-- BEGIN --

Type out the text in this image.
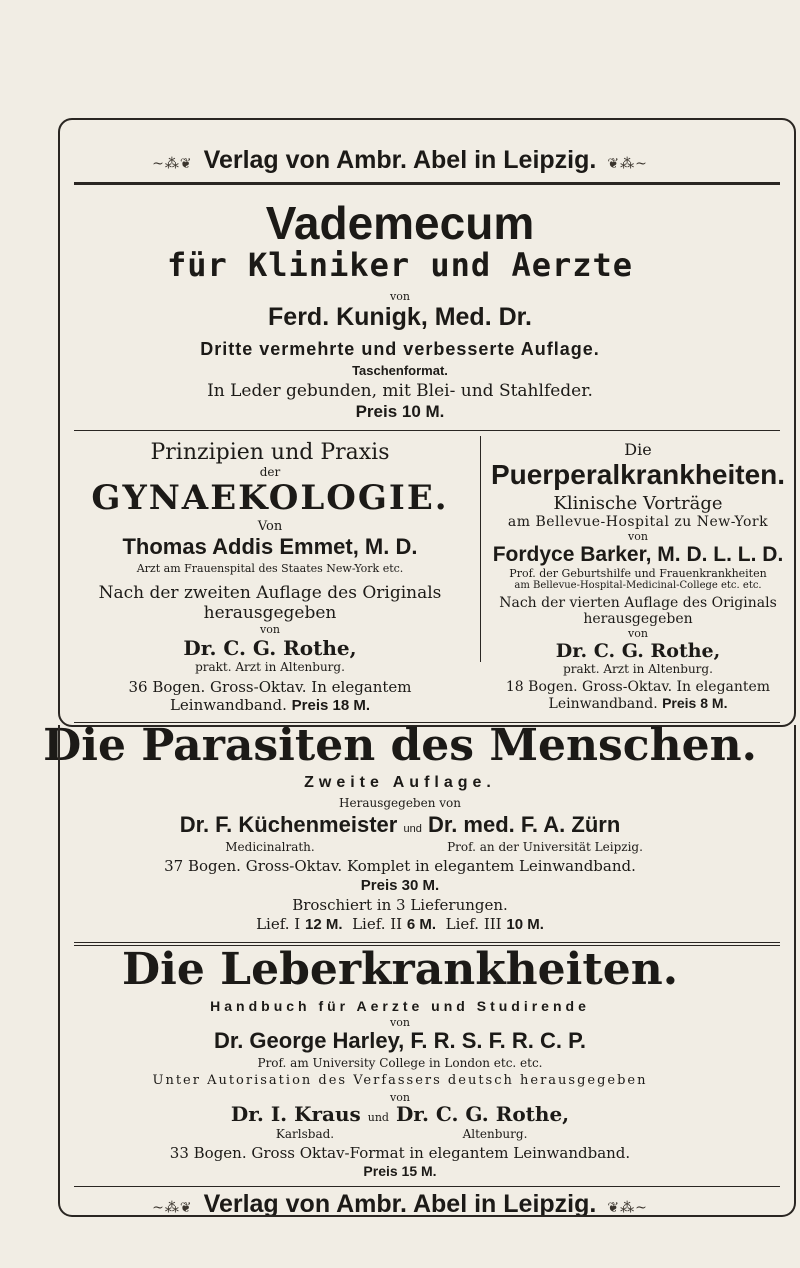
~⁂❦ Verlag von Ambr. Abel in Leipzig. ❦⁂~
Vademecum
für Kliniker und Aerzte
von
Ferd. Kunigk, Med. Dr.
Dritte vermehrte und verbesserte Auflage.
Taschenformat.
In Leder gebunden, mit Blei- und Stahlfeder.
Preis 10 M.
Prinzipien und Praxis
der
GYNAEKOLOGIE.
Von
Thomas Addis Emmet, M. D.
Arzt am Frauenspital des Staates New-York etc.
Nach der zweiten Auflage des Originals
herausgegeben
von
Dr. C. G. Rothe,
prakt. Arzt in Altenburg.
36 Bogen. Gross-Oktav. In elegantem
Leinwandband. Preis 18 M.
Die
Puerperalkrankheiten.
Klinische Vorträge
am Bellevue-Hospital zu New-York
von
Fordyce Barker, M. D. L. L. D.
Prof. der Geburtshilfe und Frauenkrankheiten
am Bellevue-Hospital-Medicinal-College etc. etc.
Nach der vierten Auflage des Originals
herausgegeben
von
Dr. C. G. Rothe,
prakt. Arzt in Altenburg.
18 Bogen. Gross-Oktav. In elegantem
Leinwandband. Preis 8 M.
Die Parasiten des Menschen.
Zweite Auflage.
Herausgegeben von
Dr. F. Küchenmeister und Dr. med. F. A. Zürn
Medicinalrath.	Prof. an der Universität Leipzig.
37 Bogen. Gross-Oktav. Komplet in elegantem Leinwandband.
Preis 30 M.
Broschiert in 3 Lieferungen.
Lief. I 12 M. Lief. II 6 M. Lief. III 10 M.
Die Leberkrankheiten.
Handbuch für Aerzte und Studirende
von
Dr. George Harley, F. R. S. F. R. C. P.
Prof. am University College in London etc. etc.
Unter Autorisation des Verfassers deutsch herausgegeben
von
Dr. I. Kraus und Dr. C. G. Rothe,
Karlsbad.	Altenburg.
33 Bogen. Gross Oktav-Format in elegantem Leinwandband.
Preis 15 M.
~⁂❦ Verlag von Ambr. Abel in Leipzig. ❦⁂~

-- END --

● **PROMPT**: Copy every line in the records above that contains the word "Nach".

● **EXPECTED ANSWER**:
Nach der zweiten Auflage des Originals
Nach der vierten Auflage des Originals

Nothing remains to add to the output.